> _RECORD LIST_:

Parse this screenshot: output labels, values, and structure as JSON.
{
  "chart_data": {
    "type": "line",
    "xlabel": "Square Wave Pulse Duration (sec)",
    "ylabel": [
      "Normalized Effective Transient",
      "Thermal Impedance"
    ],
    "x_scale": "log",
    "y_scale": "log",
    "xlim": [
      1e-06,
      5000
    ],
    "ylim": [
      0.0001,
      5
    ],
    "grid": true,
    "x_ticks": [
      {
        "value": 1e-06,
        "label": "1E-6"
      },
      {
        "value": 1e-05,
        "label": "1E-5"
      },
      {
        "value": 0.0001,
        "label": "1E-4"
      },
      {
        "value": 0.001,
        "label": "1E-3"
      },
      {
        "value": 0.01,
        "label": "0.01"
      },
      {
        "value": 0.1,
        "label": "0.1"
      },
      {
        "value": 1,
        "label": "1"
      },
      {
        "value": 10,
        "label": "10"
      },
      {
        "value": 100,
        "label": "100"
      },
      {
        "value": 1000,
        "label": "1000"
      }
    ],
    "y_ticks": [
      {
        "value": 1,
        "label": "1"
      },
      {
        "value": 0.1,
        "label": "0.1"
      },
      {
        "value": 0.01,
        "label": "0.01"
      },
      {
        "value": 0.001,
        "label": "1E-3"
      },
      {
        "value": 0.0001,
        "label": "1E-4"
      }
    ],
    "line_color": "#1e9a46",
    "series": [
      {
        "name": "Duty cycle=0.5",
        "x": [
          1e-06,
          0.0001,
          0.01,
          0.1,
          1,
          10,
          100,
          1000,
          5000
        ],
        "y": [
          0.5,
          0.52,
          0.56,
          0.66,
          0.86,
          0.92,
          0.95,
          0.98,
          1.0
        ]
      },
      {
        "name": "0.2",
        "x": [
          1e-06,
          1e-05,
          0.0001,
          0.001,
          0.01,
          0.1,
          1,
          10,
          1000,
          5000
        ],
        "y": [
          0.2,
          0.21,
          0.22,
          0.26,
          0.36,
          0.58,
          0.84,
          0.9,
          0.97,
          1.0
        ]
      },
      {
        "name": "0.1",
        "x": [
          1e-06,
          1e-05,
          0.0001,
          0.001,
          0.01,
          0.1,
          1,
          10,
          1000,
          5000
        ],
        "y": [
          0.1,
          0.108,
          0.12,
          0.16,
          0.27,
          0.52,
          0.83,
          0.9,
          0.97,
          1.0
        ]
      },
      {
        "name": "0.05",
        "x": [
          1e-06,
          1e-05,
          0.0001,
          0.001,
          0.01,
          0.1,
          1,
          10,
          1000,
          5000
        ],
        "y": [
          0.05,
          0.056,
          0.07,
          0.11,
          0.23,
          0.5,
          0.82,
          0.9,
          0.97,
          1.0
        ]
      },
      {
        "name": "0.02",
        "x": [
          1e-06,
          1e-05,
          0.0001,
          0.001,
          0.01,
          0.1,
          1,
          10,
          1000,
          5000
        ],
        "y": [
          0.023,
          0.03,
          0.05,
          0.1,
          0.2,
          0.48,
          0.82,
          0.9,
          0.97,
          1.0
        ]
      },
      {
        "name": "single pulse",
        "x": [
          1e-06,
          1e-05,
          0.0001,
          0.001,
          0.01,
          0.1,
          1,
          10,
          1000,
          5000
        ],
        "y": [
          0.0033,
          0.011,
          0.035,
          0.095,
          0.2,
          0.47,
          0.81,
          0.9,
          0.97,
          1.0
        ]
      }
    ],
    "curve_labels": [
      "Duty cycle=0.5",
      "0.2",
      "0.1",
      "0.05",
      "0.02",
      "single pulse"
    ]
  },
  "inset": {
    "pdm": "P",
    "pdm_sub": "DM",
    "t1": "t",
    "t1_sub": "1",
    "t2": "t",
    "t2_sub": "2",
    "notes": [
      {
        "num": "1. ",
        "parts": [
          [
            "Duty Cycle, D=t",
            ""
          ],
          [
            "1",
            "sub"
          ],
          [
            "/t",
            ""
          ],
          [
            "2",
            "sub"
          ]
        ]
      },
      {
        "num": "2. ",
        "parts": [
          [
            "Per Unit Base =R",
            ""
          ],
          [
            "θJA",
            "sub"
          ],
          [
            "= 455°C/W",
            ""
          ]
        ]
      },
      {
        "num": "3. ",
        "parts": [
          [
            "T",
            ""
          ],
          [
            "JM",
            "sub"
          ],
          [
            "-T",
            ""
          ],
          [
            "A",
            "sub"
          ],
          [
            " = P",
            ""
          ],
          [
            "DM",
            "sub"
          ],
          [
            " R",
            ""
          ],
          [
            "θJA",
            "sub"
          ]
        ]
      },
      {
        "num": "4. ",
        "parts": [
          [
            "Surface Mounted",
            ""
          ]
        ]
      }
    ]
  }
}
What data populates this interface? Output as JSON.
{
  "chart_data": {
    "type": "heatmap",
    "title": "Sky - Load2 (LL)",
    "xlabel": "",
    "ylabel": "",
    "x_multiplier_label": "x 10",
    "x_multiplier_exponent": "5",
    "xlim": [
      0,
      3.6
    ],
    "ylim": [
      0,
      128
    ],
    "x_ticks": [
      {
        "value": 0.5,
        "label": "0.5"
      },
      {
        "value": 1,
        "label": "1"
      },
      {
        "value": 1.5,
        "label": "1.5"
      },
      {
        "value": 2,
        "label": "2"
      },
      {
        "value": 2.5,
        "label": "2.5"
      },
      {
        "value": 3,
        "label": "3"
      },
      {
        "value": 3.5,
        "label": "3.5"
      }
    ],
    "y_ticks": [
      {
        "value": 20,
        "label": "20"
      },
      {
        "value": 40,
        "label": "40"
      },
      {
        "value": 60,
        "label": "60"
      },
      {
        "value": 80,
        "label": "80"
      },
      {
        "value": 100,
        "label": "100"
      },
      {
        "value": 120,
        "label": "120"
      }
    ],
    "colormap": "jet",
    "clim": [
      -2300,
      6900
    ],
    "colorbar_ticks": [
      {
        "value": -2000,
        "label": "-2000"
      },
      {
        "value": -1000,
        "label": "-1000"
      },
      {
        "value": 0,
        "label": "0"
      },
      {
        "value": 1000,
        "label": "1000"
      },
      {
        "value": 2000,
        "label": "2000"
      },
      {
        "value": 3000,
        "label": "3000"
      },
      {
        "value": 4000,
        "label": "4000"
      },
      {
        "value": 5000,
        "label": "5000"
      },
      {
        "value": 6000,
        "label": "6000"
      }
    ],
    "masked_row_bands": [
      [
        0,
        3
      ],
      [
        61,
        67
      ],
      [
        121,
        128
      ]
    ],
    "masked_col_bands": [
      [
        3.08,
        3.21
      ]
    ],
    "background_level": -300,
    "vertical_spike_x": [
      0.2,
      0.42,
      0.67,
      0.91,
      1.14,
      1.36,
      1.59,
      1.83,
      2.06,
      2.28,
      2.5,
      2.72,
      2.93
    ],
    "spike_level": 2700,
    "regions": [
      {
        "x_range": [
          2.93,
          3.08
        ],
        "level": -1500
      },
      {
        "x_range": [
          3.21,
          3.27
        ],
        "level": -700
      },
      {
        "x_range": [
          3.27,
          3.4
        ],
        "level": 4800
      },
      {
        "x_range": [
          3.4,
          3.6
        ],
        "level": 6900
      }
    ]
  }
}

> _REQUIREMENTS_:
Retype the data in full and match it exactly.

> _RESULT OF THIS EXERCISE_:
Parse this screenshot: output labels, values, and structure as JSON.
{
  "chart_data": {
    "type": "line",
    "xlabel": "Square Wave Pulse Duration (sec)",
    "ylabel": [
      "Normalized Effective Transient",
      "Thermal Impedance"
    ],
    "x_scale": "log",
    "y_scale": "log",
    "xlim": [
      1e-06,
      5000
    ],
    "ylim": [
      0.0001,
      5
    ],
    "grid": true,
    "x_ticks": [
      {
        "value": 1e-06,
        "label": "1E-6"
      },
      {
        "value": 1e-05,
        "label": "1E-5"
      },
      {
        "value": 0.0001,
        "label": "1E-4"
      },
      {
        "value": 0.001,
        "label": "1E-3"
      },
      {
        "value": 0.01,
        "label": "0.01"
      },
      {
        "value": 0.1,
        "label": "0.1"
      },
      {
        "value": 1,
        "label": "1"
      },
      {
        "value": 10,
        "label": "10"
      },
      {
        "value": 100,
        "label": "100"
      },
      {
        "value": 1000,
        "label": "1000"
      }
    ],
    "y_ticks": [
      {
        "value": 1,
        "label": "1"
      },
      {
        "value": 0.1,
        "label": "0.1"
      },
      {
        "value": 0.01,
        "label": "0.01"
      },
      {
        "value": 0.001,
        "label": "1E-3"
      },
      {
        "value": 0.0001,
        "label": "1E-4"
      }
    ],
    "line_color": "#1e9a46",
    "series": [
      {
        "name": "Duty cycle=0.5",
        "x": [
          1e-06,
          0.0001,
          0.01,
          0.1,
          1,
          10,
          100,
          1000,
          5000
        ],
        "y": [
          0.5,
          0.52,
          0.56,
          0.66,
          0.86,
          0.92,
          0.95,
          0.98,
          1.0
        ]
      },
      {
        "name": "0.2",
        "x": [
          1e-06,
          1e-05,
          0.0001,
          0.001,
          0.01,
          0.1,
          1,
          10,
          1000,
          5000
        ],
        "y": [
          0.2,
          0.21,
          0.22,
          0.26,
          0.36,
          0.58,
          0.84,
          0.9,
          0.97,
          1.0
        ]
      },
      {
        "name": "0.1",
        "x": [
          1e-06,
          1e-05,
          0.0001,
          0.001,
          0.01,
          0.1,
          1,
          10,
          1000,
          5000
        ],
        "y": [
          0.1,
          0.108,
          0.12,
          0.16,
          0.27,
          0.52,
          0.83,
          0.9,
          0.97,
          1.0
        ]
      },
      {
        "name": "0.05",
        "x": [
          1e-06,
          1e-05,
          0.0001,
          0.001,
          0.01,
          0.1,
          1,
          10,
          1000,
          5000
        ],
        "y": [
          0.05,
          0.056,
          0.07,
          0.11,
          0.23,
          0.5,
          0.82,
          0.9,
          0.97,
          1.0
        ]
      },
      {
        "name": "0.02",
        "x": [
          1e-06,
          1e-05,
          0.0001,
          0.001,
          0.01,
          0.1,
          1,
          10,
          1000,
          5000
        ],
        "y": [
          0.023,
          0.03,
          0.05,
          0.1,
          0.2,
          0.48,
          0.82,
          0.9,
          0.97,
          1.0
        ]
      },
      {
        "name": "single pulse",
        "x": [
          1e-06,
          1e-05,
          0.0001,
          0.001,
          0.01,
          0.1,
          1,
          10,
          1000,
          5000
        ],
        "y": [
          0.0033,
          0.011,
          0.035,
          0.095,
          0.2,
          0.47,
          0.81,
          0.9,
          0.97,
          1.0
        ]
      }
    ],
    "curve_labels": [
      "Duty cycle=0.5",
      "0.2",
      "0.1",
      "0.05",
      "0.02",
      "single pulse"
    ]
  },
  "inset": {
    "pdm": "P",
    "pdm_sub": "DM",
    "t1": "t",
    "t1_sub": "1",
    "t2": "t",
    "t2_sub": "2",
    "notes": [
      {
        "num": "1. ",
        "parts": [
          [
            "Duty Cycle, D=t",
            ""
          ],
          [
            "1",
            "sub"
          ],
          [
            "/t",
            ""
          ],
          [
            "2",
            "sub"
          ]
        ]
      },
      {
        "num": "2. ",
        "parts": [
          [
            "Per Unit Base =R",
            ""
          ],
          [
            "θJA",
            "sub"
          ],
          [
            "= 455°C/W",
            ""
          ]
        ]
      },
      {
        "num": "3. ",
        "parts": [
          [
            "T",
            ""
          ],
          [
            "JM",
            "sub"
          ],
          [
            "-T",
            ""
          ],
          [
            "A",
            "sub"
          ],
          [
            " = P",
            ""
          ],
          [
            "DM",
            "sub"
          ],
          [
            " R",
            ""
          ],
          [
            "θJA",
            "sub"
          ]
        ]
      },
      {
        "num": "4. ",
        "parts": [
          [
            "Surface Mounted",
            ""
          ]
        ]
      }
    ]
  }
}
What data populates this interface? Output as JSON.
{
  "chart_data": {
    "type": "heatmap",
    "title": "Sky - Load2 (LL)",
    "xlabel": "",
    "ylabel": "",
    "x_multiplier_label": "x 10",
    "x_multiplier_exponent": "5",
    "xlim": [
      0,
      3.6
    ],
    "ylim": [
      0,
      128
    ],
    "x_ticks": [
      {
        "value": 0.5,
        "label": "0.5"
      },
      {
        "value": 1,
        "label": "1"
      },
      {
        "value": 1.5,
        "label": "1.5"
      },
      {
        "value": 2,
        "label": "2"
      },
      {
        "value": 2.5,
        "label": "2.5"
      },
      {
        "value": 3,
        "label": "3"
      },
      {
        "value": 3.5,
        "label": "3.5"
      }
    ],
    "y_ticks": [
      {
        "value": 20,
        "label": "20"
      },
      {
        "value": 40,
        "label": "40"
      },
      {
        "value": 60,
        "label": "60"
      },
      {
        "value": 80,
        "label": "80"
      },
      {
        "value": 100,
        "label": "100"
      },
      {
        "value": 120,
        "label": "120"
      }
    ],
    "colormap": "jet",
    "clim": [
      -2300,
      6900
    ],
    "colorbar_ticks": [
      {
        "value": -2000,
        "label": "-2000"
      },
      {
        "value": -1000,
        "label": "-1000"
      },
      {
        "value": 0,
        "label": "0"
      },
      {
        "value": 1000,
        "label": "1000"
      },
      {
        "value": 2000,
        "label": "2000"
      },
      {
        "value": 3000,
        "label": "3000"
      },
      {
        "value": 4000,
        "label": "4000"
      },
      {
        "value": 5000,
        "label": "5000"
      },
      {
        "value": 6000,
        "label": "6000"
      }
    ],
    "masked_row_bands": [
      [
        0,
        3
      ],
      [
        61,
        67
      ],
      [
        121,
        128
      ]
    ],
    "masked_col_bands": [
      [
        3.08,
        3.21
      ]
    ],
    "background_level": -300,
    "vertical_spike_x": [
      0.2,
      0.42,
      0.67,
      0.91,
      1.14,
      1.36,
      1.59,
      1.83,
      2.06,
      2.28,
      2.5,
      2.72,
      2.93
    ],
    "spike_level": 2700,
    "regions": [
      {
        "x_range": [
          2.93,
          3.08
        ],
        "level": -1500
      },
      {
        "x_range": [
          3.21,
          3.27
        ],
        "level": -700
      },
      {
        "x_range": [
          3.27,
          3.4
        ],
        "level": 4800
      },
      {
        "x_range": [
          3.4,
          3.6
        ],
        "level": 6900
      }
    ]
  }
}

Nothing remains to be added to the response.